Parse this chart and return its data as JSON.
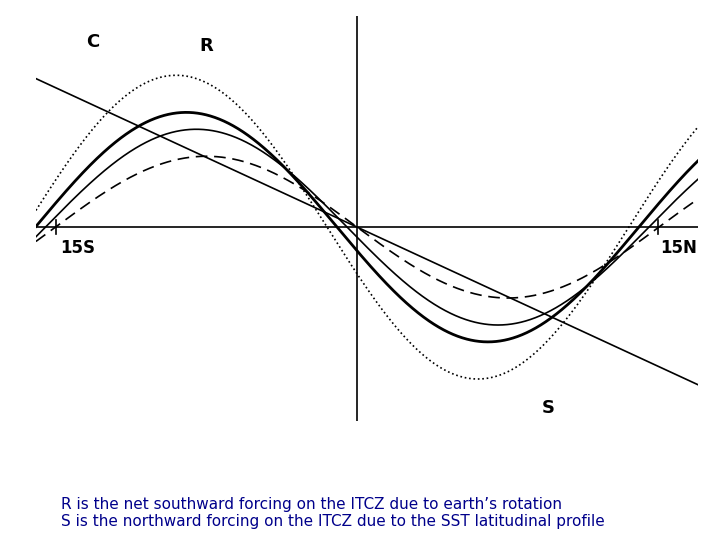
{
  "caption_line1": "R is the net southward forcing on the ITCZ due to earth’s rotation",
  "caption_line2": "S is the northward forcing on the ITCZ due to the SST latitudinal profile",
  "caption_color": "#00008B",
  "caption_fontsize": 11.0,
  "label_C": "C",
  "label_R": "R",
  "label_S": "S",
  "label_15S": "15S",
  "label_15N": "15N",
  "background_color": "#ffffff",
  "axis_color": "#000000",
  "curve_color": "#000000",
  "font_size_labels": 12,
  "amp_dotted": 0.9,
  "amp_solid_thick": 0.68,
  "amp_solid_thin": 0.58,
  "amp_dashed": 0.42,
  "peak_shift_dotted": -1.5,
  "peak_shift_solid_thick": -1.0,
  "peak_shift_solid_thin": -0.5,
  "peak_shift_dashed": 0.0,
  "freq": 0.209,
  "line_C_slope": -0.055,
  "xlim": [
    -16,
    17
  ],
  "ylim": [
    -1.15,
    1.25
  ]
}
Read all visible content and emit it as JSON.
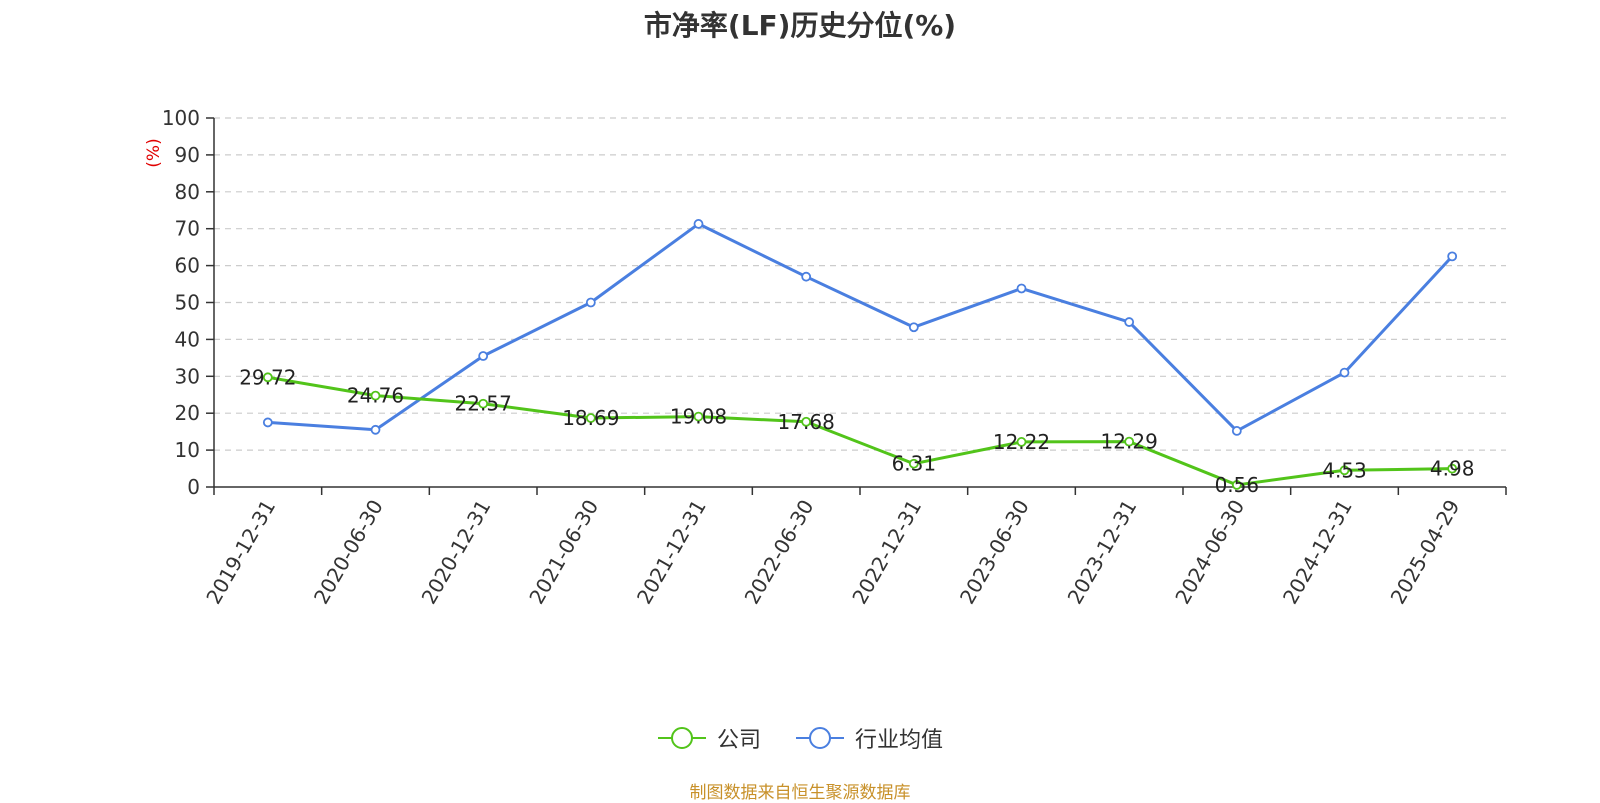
{
  "chart_data": {
    "type": "line",
    "title": "市净率(LF)历史分位(%)",
    "ylabel": "(%)",
    "xlabel": "",
    "ylim": [
      0,
      100
    ],
    "yticks": [
      0,
      10,
      20,
      30,
      40,
      50,
      60,
      70,
      80,
      90,
      100
    ],
    "grid": true,
    "legend_position": "bottom",
    "categories": [
      "2019-12-31",
      "2020-06-30",
      "2020-12-31",
      "2021-06-30",
      "2021-12-31",
      "2022-06-30",
      "2022-12-31",
      "2023-06-30",
      "2023-12-31",
      "2024-06-30",
      "2024-12-31",
      "2025-04-29"
    ],
    "series": [
      {
        "name": "公司",
        "color": "#52c41a",
        "values": [
          29.72,
          24.76,
          22.57,
          18.69,
          19.08,
          17.68,
          6.31,
          12.22,
          12.29,
          0.56,
          4.53,
          4.98
        ],
        "labels": [
          "29.72",
          "24.76",
          "22.57",
          "18.69",
          "19.08",
          "17.68",
          "6.31",
          "12.22",
          "12.29",
          "0.56",
          "4.53",
          "4.98"
        ]
      },
      {
        "name": "行业均值",
        "color": "#4a7fe0",
        "values": [
          17.5,
          15.5,
          35.5,
          50.0,
          71.3,
          57.0,
          43.3,
          53.8,
          44.7,
          15.2,
          31.0,
          62.5
        ]
      }
    ]
  },
  "footer": {
    "source": "制图数据来自恒生聚源数据库"
  }
}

> INSTRUCTION
From the material above, copy everything exactly but the pictures.

> TASK SOLUTION
Parse this chart and return its data as JSON.
{
  "caption_line1": "R is the net southward forcing on the ITCZ due to earth’s rotation",
  "caption_line2": "S is the northward forcing on the ITCZ due to the SST latitudinal profile",
  "caption_color": "#00008B",
  "caption_fontsize": 11.0,
  "label_C": "C",
  "label_R": "R",
  "label_S": "S",
  "label_15S": "15S",
  "label_15N": "15N",
  "background_color": "#ffffff",
  "axis_color": "#000000",
  "curve_color": "#000000",
  "font_size_labels": 12,
  "amp_dotted": 0.9,
  "amp_solid_thick": 0.68,
  "amp_solid_thin": 0.58,
  "amp_dashed": 0.42,
  "peak_shift_dotted": -1.5,
  "peak_shift_solid_thick": -1.0,
  "peak_shift_solid_thin": -0.5,
  "peak_shift_dashed": 0.0,
  "freq": 0.209,
  "line_C_slope": -0.055,
  "xlim": [
    -16,
    17
  ],
  "ylim": [
    -1.15,
    1.25
  ]
}
Read all visible content and emit it as JSON.
{
  "chart_data": {
    "type": "line",
    "title": "市净率(LF)历史分位(%)",
    "ylabel": "(%)",
    "xlabel": "",
    "ylim": [
      0,
      100
    ],
    "yticks": [
      0,
      10,
      20,
      30,
      40,
      50,
      60,
      70,
      80,
      90,
      100
    ],
    "grid": true,
    "legend_position": "bottom",
    "categories": [
      "2019-12-31",
      "2020-06-30",
      "2020-12-31",
      "2021-06-30",
      "2021-12-31",
      "2022-06-30",
      "2022-12-31",
      "2023-06-30",
      "2023-12-31",
      "2024-06-30",
      "2024-12-31",
      "2025-04-29"
    ],
    "series": [
      {
        "name": "公司",
        "color": "#52c41a",
        "values": [
          29.72,
          24.76,
          22.57,
          18.69,
          19.08,
          17.68,
          6.31,
          12.22,
          12.29,
          0.56,
          4.53,
          4.98
        ],
        "labels": [
          "29.72",
          "24.76",
          "22.57",
          "18.69",
          "19.08",
          "17.68",
          "6.31",
          "12.22",
          "12.29",
          "0.56",
          "4.53",
          "4.98"
        ]
      },
      {
        "name": "行业均值",
        "color": "#4a7fe0",
        "values": [
          17.5,
          15.5,
          35.5,
          50.0,
          71.3,
          57.0,
          43.3,
          53.8,
          44.7,
          15.2,
          31.0,
          62.5
        ]
      }
    ]
  },
  "footer": {
    "source": "制图数据来自恒生聚源数据库"
  }
}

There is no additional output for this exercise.